** Exercise brief **
Transcribe the material verbatim in full; the pictures do not belong in the copy.

* start Available records *

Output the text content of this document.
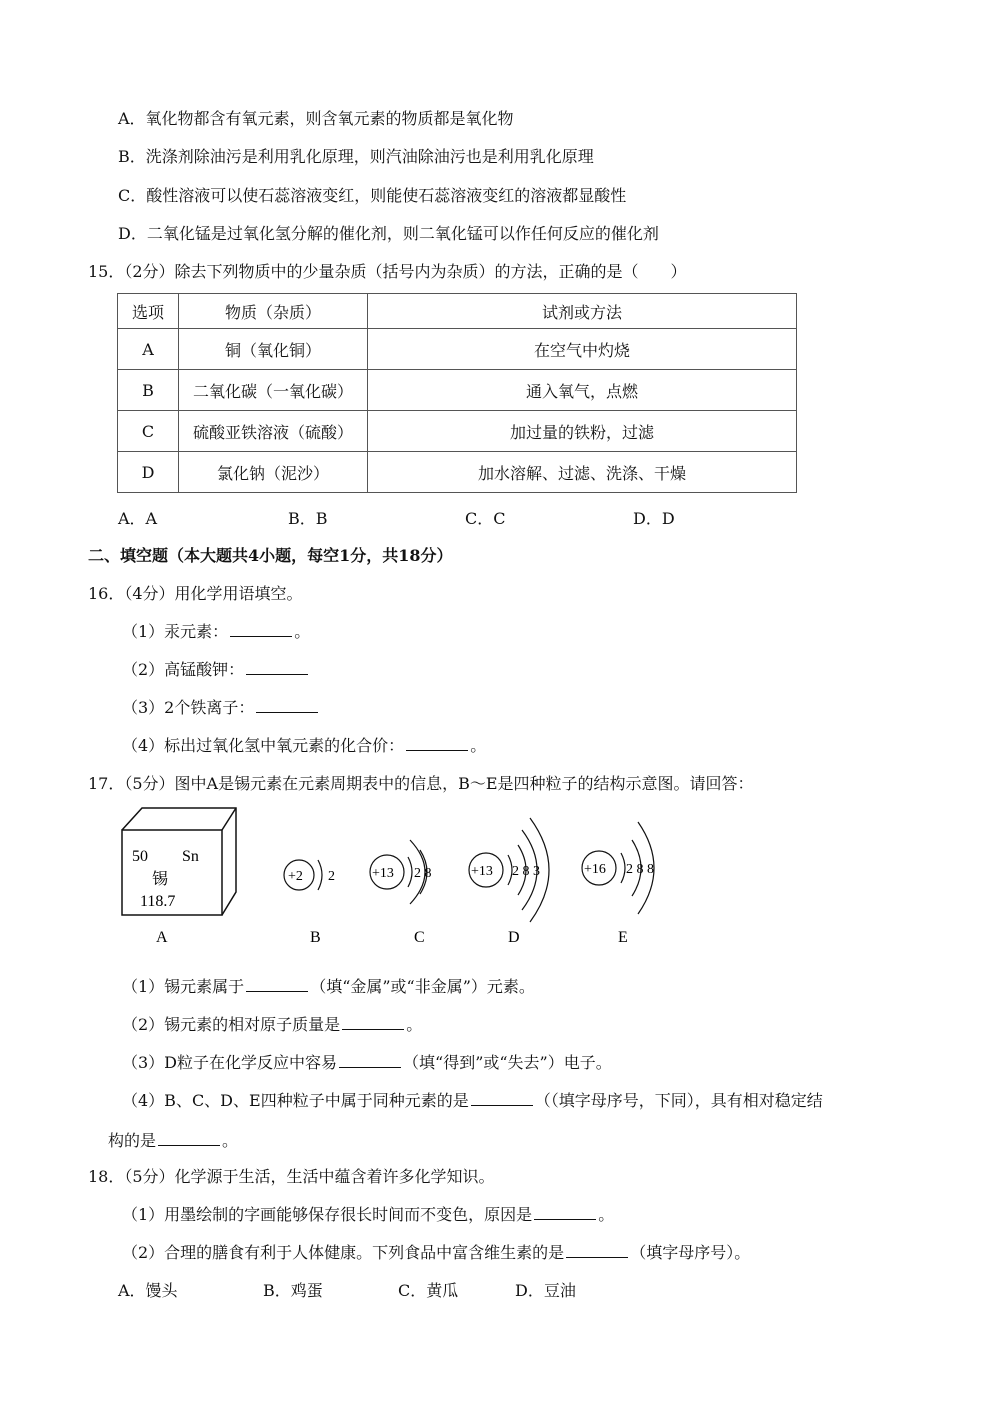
A．氧化物都含有氧元素，则含氧元素的物质都是氧化物
B．洗涤剂除油污是利用乳化原理，则汽油除油污也是利用乳化原理
C．酸性溶液可以使石蕊溶液变红，则能使石蕊溶液变红的溶液都显酸性
D．二氧化锰是过氧化氢分解的催化剂，则二氧化锰可以作任何反应的催化剂
15．（2分）除去下列物质中的少量杂质（括号内为杂质）的方法，正确的是（　　）
选项	物质（杂质）	试剂或方法
A	铜（氧化铜）	在空气中灼烧
B	二氧化碳（一氧化碳）	通入氧气，点燃
C	硫酸亚铁溶液（硫酸）	加过量的铁粉，过滤
D	氯化钠（泥沙）	加水溶解、过滤、洗涤、干燥
A．A	B．B	C．C	D．D
二、填空题（本大题共4小题，每空1分，共18分）
16．（4分）用化学用语填空。
（1）汞元素：	。
（2）高锰酸钾：
（3）2个铁离子：
（4）标出过氧化氢中氧元素的化合价：	。
17．（5分）图中A是锡元素在元素周期表中的信息，B～E是四种粒子的结构示意图。请回答：
50 Sn
锡
118.7
A
+2 2
B
+13 2 8
C
+13 2 8 3
D
+16 2 8 8
E
（1）锡元素属于	（填“金属”或“非金属”）元素。
（2）锡元素的相对原子质量是	。
（3）D粒子在化学反应中容易	（填“得到”或“失去”）电子。
（4）B、C、D、E四种粒子中属于同种元素的是	（（填字母序号，下同），具有相对稳定结
构的是	。
18．（5分）化学源于生活，生活中蕴含着许多化学知识。
（1）用墨绘制的字画能够保存很长时间而不变色，原因是	。
（2）合理的膳食有利于人体健康。下列食品中富含维生素的是	（填字母序号）。
A．馒头	B．鸡蛋	C．黄瓜	D．豆油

* end Available records *

** Problem solution **
Output the text content of this document.
A．氧化物都含有氧元素，则含氧元素的物质都是氧化物
B．洗涤剂除油污是利用乳化原理，则汽油除油污也是利用乳化原理
C．酸性溶液可以使石蕊溶液变红，则能使石蕊溶液变红的溶液都显酸性
D．二氧化锰是过氧化氢分解的催化剂，则二氧化锰可以作任何反应的催化剂
15．（2分）除去下列物质中的少量杂质（括号内为杂质）的方法，正确的是（　　）
选项	物质（杂质）	试剂或方法
A	铜（氧化铜）	在空气中灼烧
B	二氧化碳（一氧化碳）	通入氧气，点燃
C	硫酸亚铁溶液（硫酸）	加过量的铁粉，过滤
D	氯化钠（泥沙）	加水溶解、过滤、洗涤、干燥
A．A	B．B	C．C	D．D
二、填空题（本大题共4小题，每空1分，共18分）
16．（4分）用化学用语填空。
（1）汞元素：	。
（2）高锰酸钾：
（3）2个铁离子：
（4）标出过氧化氢中氧元素的化合价：	。
17．（5分）图中A是锡元素在元素周期表中的信息，B～E是四种粒子的结构示意图。请回答：
50 Sn
锡
118.7
A
+2 2
B
+13 2 8
C
+13 2 8 3
D
+16 2 8 8
E
（1）锡元素属于	（填“金属”或“非金属”）元素。
（2）锡元素的相对原子质量是	。
（3）D粒子在化学反应中容易	（填“得到”或“失去”）电子。
（4）B、C、D、E四种粒子中属于同种元素的是	（（填字母序号，下同），具有相对稳定结
构的是	。
18．（5分）化学源于生活，生活中蕴含着许多化学知识。
（1）用墨绘制的字画能够保存很长时间而不变色，原因是	。
（2）合理的膳食有利于人体健康。下列食品中富含维生素的是	（填字母序号）。
A．馒头	B．鸡蛋	C．黄瓜	D．豆油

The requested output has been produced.